• [DATA]
........

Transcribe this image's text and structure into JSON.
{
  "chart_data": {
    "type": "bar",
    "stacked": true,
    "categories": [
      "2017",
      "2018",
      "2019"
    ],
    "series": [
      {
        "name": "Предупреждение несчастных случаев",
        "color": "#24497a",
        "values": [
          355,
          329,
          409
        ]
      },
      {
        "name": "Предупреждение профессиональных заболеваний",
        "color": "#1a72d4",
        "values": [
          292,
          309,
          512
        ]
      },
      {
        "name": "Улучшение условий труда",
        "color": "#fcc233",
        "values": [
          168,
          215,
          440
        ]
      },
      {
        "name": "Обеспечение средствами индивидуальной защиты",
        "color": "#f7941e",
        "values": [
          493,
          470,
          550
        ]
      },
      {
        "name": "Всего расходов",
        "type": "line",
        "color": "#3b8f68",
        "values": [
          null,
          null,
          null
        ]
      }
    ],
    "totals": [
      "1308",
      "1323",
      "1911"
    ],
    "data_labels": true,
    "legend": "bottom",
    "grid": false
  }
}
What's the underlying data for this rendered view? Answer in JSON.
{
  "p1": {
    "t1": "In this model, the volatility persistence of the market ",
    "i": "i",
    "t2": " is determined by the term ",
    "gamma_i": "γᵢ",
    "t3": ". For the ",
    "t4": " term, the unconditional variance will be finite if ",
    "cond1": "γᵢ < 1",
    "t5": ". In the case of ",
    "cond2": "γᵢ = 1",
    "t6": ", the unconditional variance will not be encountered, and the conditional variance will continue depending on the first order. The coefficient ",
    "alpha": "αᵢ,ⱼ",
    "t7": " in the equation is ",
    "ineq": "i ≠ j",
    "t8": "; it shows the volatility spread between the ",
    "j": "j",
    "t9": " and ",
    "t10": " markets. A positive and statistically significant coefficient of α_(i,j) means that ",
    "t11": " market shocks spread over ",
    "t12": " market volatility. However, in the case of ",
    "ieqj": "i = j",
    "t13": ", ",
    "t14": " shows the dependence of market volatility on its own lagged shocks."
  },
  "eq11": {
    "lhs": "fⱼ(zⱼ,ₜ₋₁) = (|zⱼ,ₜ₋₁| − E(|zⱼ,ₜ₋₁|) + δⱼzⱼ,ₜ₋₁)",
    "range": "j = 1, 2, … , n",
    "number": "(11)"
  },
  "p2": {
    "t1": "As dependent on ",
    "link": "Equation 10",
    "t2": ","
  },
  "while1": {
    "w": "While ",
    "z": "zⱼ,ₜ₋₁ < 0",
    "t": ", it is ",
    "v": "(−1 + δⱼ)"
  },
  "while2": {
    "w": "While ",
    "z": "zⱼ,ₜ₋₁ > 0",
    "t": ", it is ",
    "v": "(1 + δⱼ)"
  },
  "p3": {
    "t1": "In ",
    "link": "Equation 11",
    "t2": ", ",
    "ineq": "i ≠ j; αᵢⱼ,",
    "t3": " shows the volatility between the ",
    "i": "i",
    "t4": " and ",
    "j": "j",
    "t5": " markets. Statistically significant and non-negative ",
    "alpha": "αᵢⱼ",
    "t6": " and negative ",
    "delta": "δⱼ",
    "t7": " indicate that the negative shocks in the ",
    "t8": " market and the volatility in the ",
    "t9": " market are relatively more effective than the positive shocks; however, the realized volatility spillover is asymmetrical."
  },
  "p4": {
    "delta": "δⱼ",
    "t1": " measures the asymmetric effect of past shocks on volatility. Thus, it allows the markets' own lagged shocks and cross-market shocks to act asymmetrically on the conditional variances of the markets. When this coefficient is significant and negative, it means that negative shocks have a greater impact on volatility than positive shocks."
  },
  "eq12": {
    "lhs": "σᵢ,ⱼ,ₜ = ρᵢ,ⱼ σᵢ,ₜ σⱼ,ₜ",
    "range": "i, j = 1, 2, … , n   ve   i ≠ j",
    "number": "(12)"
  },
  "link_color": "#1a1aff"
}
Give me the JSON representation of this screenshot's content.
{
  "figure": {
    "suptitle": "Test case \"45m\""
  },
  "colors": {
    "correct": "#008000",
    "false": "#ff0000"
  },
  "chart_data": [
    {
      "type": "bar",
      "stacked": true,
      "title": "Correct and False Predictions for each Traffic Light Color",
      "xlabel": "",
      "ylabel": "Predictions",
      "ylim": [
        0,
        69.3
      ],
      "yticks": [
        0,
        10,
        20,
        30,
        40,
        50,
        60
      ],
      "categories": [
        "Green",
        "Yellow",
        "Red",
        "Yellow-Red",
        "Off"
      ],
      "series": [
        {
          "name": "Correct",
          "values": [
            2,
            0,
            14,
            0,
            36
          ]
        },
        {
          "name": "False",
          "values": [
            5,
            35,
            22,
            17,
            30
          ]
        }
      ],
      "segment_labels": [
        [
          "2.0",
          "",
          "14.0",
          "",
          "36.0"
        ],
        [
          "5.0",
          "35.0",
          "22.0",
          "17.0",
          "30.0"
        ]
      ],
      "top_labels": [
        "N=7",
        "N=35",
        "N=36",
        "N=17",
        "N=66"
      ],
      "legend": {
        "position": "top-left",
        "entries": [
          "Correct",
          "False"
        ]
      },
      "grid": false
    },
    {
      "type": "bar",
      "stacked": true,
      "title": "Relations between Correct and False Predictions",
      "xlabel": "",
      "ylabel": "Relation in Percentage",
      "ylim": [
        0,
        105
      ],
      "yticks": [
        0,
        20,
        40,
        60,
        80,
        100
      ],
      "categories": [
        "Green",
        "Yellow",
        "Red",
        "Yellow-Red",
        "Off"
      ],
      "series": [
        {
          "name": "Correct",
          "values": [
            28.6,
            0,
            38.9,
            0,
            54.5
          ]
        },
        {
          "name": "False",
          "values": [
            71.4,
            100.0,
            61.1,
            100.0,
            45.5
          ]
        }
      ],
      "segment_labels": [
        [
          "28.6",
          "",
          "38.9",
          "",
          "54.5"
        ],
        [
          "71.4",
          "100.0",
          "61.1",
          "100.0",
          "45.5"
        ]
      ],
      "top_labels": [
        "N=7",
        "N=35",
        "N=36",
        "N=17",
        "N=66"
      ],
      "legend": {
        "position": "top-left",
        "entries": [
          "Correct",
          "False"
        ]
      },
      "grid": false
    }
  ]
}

........

• [SET PROBLEM] Using the listing above, show each line holding the string "spread".

• [RESPONSE TO THIS EXERCISE]
    "t8": "; it shows the volatility spread between the ",
    "t11": " market shocks spread over ",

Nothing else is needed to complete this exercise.